▸ **Exercise**: The data below should be restated word for word, with every picture omitted.

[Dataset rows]
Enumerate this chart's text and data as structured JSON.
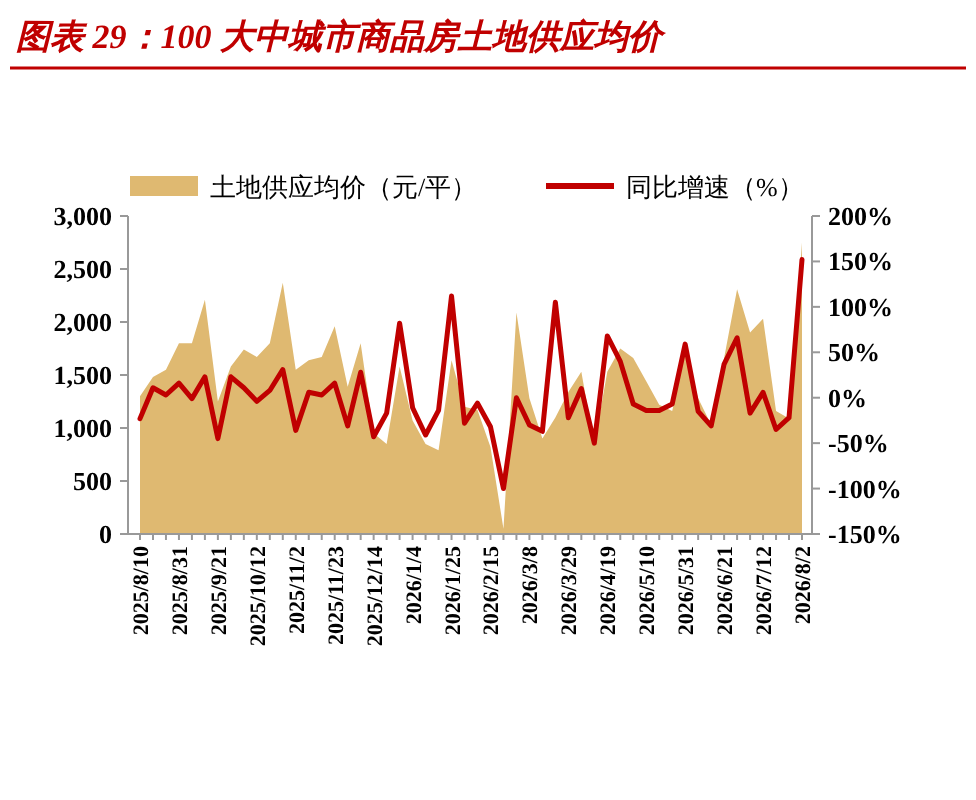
{
  "chart_data": {
    "type": "area",
    "title": "图表 29：100 大中城市商品房土地供应均价",
    "categories": [
      "2025/8/10",
      null,
      null,
      "2025/8/31",
      null,
      null,
      "2025/9/21",
      null,
      null,
      "2025/10/12",
      null,
      null,
      "2025/11/2",
      null,
      null,
      "2025/11/23",
      null,
      null,
      "2025/12/14",
      null,
      null,
      "2026/1/4",
      null,
      null,
      "2026/1/25",
      null,
      null,
      "2026/2/15",
      null,
      null,
      "2026/3/8",
      null,
      null,
      "2026/3/29",
      null,
      null,
      "2026/4/19",
      null,
      null,
      "2026/5/10",
      null,
      null,
      "2026/5/31",
      null,
      null,
      "2026/6/21",
      null,
      null,
      "2026/7/12",
      null,
      null,
      "2026/8/2"
    ],
    "series": [
      {
        "name": "土地供应均价（元/平）",
        "color": "#dfb971",
        "values": [
          1300,
          1480,
          1550,
          1800,
          1800,
          2210,
          1250,
          1580,
          1740,
          1670,
          1800,
          2370,
          1550,
          1640,
          1670,
          1960,
          1390,
          1800,
          950,
          850,
          1580,
          1070,
          850,
          790,
          1640,
          1200,
          1170,
          820,
          50,
          2090,
          1280,
          900,
          1100,
          1340,
          1530,
          840,
          1530,
          1750,
          1660,
          1440,
          1220,
          1160,
          1720,
          1280,
          1030,
          1660,
          2310,
          1900,
          2030,
          1160,
          1090,
          2750
        ]
      },
      {
        "name": "同比增速（%）",
        "type": "line",
        "axis": "y2",
        "color": "#c00000",
        "values": [
          -23,
          11,
          3,
          16,
          -1,
          23,
          -45,
          23,
          11,
          -4,
          8,
          31,
          -36,
          6,
          3,
          16,
          -31,
          28,
          -43,
          -17,
          82,
          -11,
          -41,
          -14,
          112,
          -28,
          -6,
          -32,
          -100,
          0,
          -30,
          -37,
          105,
          -22,
          10,
          -50,
          68,
          40,
          -7,
          -14,
          -14,
          -7,
          59,
          -15,
          -31,
          37,
          66,
          -17,
          6,
          -35,
          -22,
          152
        ]
      }
    ],
    "ylim": [
      0,
      3000
    ],
    "yticks": [
      0,
      500,
      {
        "value": 1000,
        "label": "1,000"
      },
      {
        "value": 1500,
        "label": "1,500"
      },
      {
        "value": 2000,
        "label": "2,000"
      },
      {
        "value": 2500,
        "label": "2,500"
      },
      {
        "value": 3000,
        "label": "3,000"
      }
    ],
    "y2lim": [
      -150,
      200
    ],
    "y2ticks": [
      {
        "value": -150,
        "label": "-150%"
      },
      {
        "value": -100,
        "label": "-100%"
      },
      {
        "value": -50,
        "label": "-50%"
      },
      {
        "value": 0,
        "label": "0%"
      },
      {
        "value": 50,
        "label": "50%"
      },
      {
        "value": 100,
        "label": "100%"
      },
      {
        "value": 150,
        "label": "150%"
      },
      {
        "value": 200,
        "label": "200%"
      }
    ],
    "legend": "top",
    "grid": false
  }
}
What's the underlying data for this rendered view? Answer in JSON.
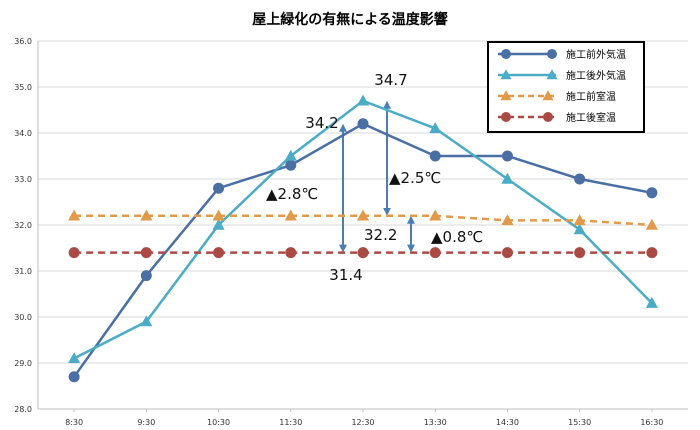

▸ **Solution to the exercise**:
Enumerate this chart's text and data as structured JSON.
{
  "chart_data": {
    "type": "area",
    "title": "图表 29：100 大中城市商品房土地供应均价",
    "categories": [
      "2025/8/10",
      null,
      null,
      "2025/8/31",
      null,
      null,
      "2025/9/21",
      null,
      null,
      "2025/10/12",
      null,
      null,
      "2025/11/2",
      null,
      null,
      "2025/11/23",
      null,
      null,
      "2025/12/14",
      null,
      null,
      "2026/1/4",
      null,
      null,
      "2026/1/25",
      null,
      null,
      "2026/2/15",
      null,
      null,
      "2026/3/8",
      null,
      null,
      "2026/3/29",
      null,
      null,
      "2026/4/19",
      null,
      null,
      "2026/5/10",
      null,
      null,
      "2026/5/31",
      null,
      null,
      "2026/6/21",
      null,
      null,
      "2026/7/12",
      null,
      null,
      "2026/8/2"
    ],
    "series": [
      {
        "name": "土地供应均价（元/平）",
        "color": "#dfb971",
        "values": [
          1300,
          1480,
          1550,
          1800,
          1800,
          2210,
          1250,
          1580,
          1740,
          1670,
          1800,
          2370,
          1550,
          1640,
          1670,
          1960,
          1390,
          1800,
          950,
          850,
          1580,
          1070,
          850,
          790,
          1640,
          1200,
          1170,
          820,
          50,
          2090,
          1280,
          900,
          1100,
          1340,
          1530,
          840,
          1530,
          1750,
          1660,
          1440,
          1220,
          1160,
          1720,
          1280,
          1030,
          1660,
          2310,
          1900,
          2030,
          1160,
          1090,
          2750
        ]
      },
      {
        "name": "同比增速（%）",
        "type": "line",
        "axis": "y2",
        "color": "#c00000",
        "values": [
          -23,
          11,
          3,
          16,
          -1,
          23,
          -45,
          23,
          11,
          -4,
          8,
          31,
          -36,
          6,
          3,
          16,
          -31,
          28,
          -43,
          -17,
          82,
          -11,
          -41,
          -14,
          112,
          -28,
          -6,
          -32,
          -100,
          0,
          -30,
          -37,
          105,
          -22,
          10,
          -50,
          68,
          40,
          -7,
          -14,
          -14,
          -7,
          59,
          -15,
          -31,
          37,
          66,
          -17,
          6,
          -35,
          -22,
          152
        ]
      }
    ],
    "ylim": [
      0,
      3000
    ],
    "yticks": [
      0,
      500,
      {
        "value": 1000,
        "label": "1,000"
      },
      {
        "value": 1500,
        "label": "1,500"
      },
      {
        "value": 2000,
        "label": "2,000"
      },
      {
        "value": 2500,
        "label": "2,500"
      },
      {
        "value": 3000,
        "label": "3,000"
      }
    ],
    "y2lim": [
      -150,
      200
    ],
    "y2ticks": [
      {
        "value": -150,
        "label": "-150%"
      },
      {
        "value": -100,
        "label": "-100%"
      },
      {
        "value": -50,
        "label": "-50%"
      },
      {
        "value": 0,
        "label": "0%"
      },
      {
        "value": 50,
        "label": "50%"
      },
      {
        "value": 100,
        "label": "100%"
      },
      {
        "value": 150,
        "label": "150%"
      },
      {
        "value": 200,
        "label": "200%"
      }
    ],
    "legend": "top",
    "grid": false
  }
}
What's the underlying data for this rendered view? Answer in JSON.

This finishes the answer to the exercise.